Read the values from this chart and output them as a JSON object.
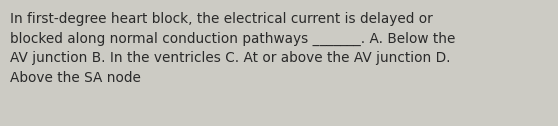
{
  "text": "In first-degree heart block, the electrical current is delayed or\nblocked along normal conduction pathways _______. A. Below the\nAV junction B. In the ventricles C. At or above the AV junction D.\nAbove the SA node",
  "background_color": "#cccbc4",
  "text_color": "#2a2a2a",
  "font_size": 9.8,
  "fig_width": 5.58,
  "fig_height": 1.26,
  "dpi": 100
}
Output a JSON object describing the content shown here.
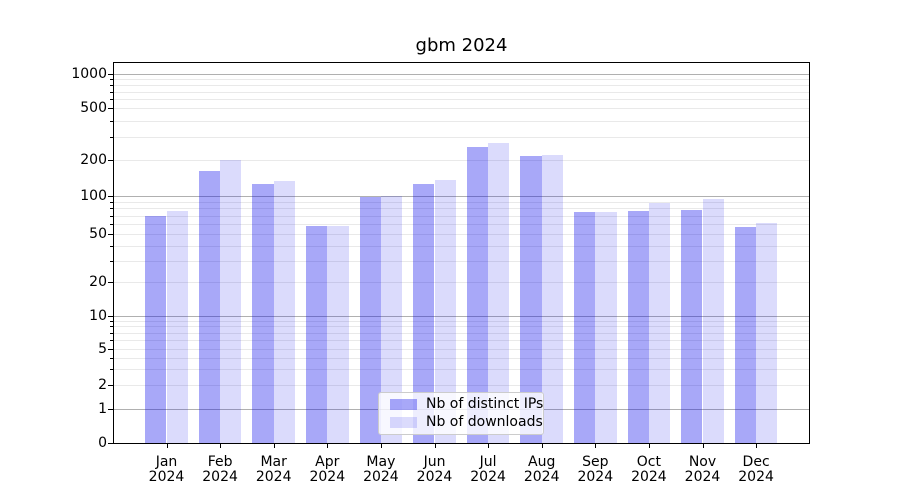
{
  "chart_data": {
    "type": "bar",
    "title": "gbm 2024",
    "xlabel": "",
    "ylabel": "",
    "categories": [
      "Jan",
      "Feb",
      "Mar",
      "Apr",
      "May",
      "Jun",
      "Jul",
      "Aug",
      "Sep",
      "Oct",
      "Nov",
      "Dec"
    ],
    "year_label": "2024",
    "series": [
      {
        "name": "Nb of distinct IPs",
        "key": "distinct-ips",
        "color": "rgba(0,0,234,0.34)",
        "values": [
          70,
          160,
          127,
          58,
          99,
          126,
          250,
          215,
          75,
          76,
          78,
          57
        ]
      },
      {
        "name": "Nb of downloads",
        "key": "downloads",
        "color": "rgba(0,0,234,0.14)",
        "values": [
          76,
          200,
          133,
          58,
          100,
          137,
          271,
          219,
          75,
          88,
          96,
          61
        ]
      }
    ],
    "yscale": "symlog",
    "y_ticks": [
      0,
      1,
      2,
      5,
      10,
      20,
      50,
      100,
      200,
      500,
      1000
    ],
    "ylim": [
      0,
      1250
    ],
    "grid": true,
    "legend_position": "lower center"
  },
  "colors": {
    "major_grid": "#b0b0b0",
    "minor_grid": "#e9e9e9",
    "spine": "#000000",
    "text": "#000000",
    "legend_border": "#cccccc",
    "legend_background": "rgba(255,255,255,0.8)"
  }
}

* * * * * * * * *

- _Exercise_
Looking at the material above, count the lines that hold "name" and give the total alone.

- _Final result_
2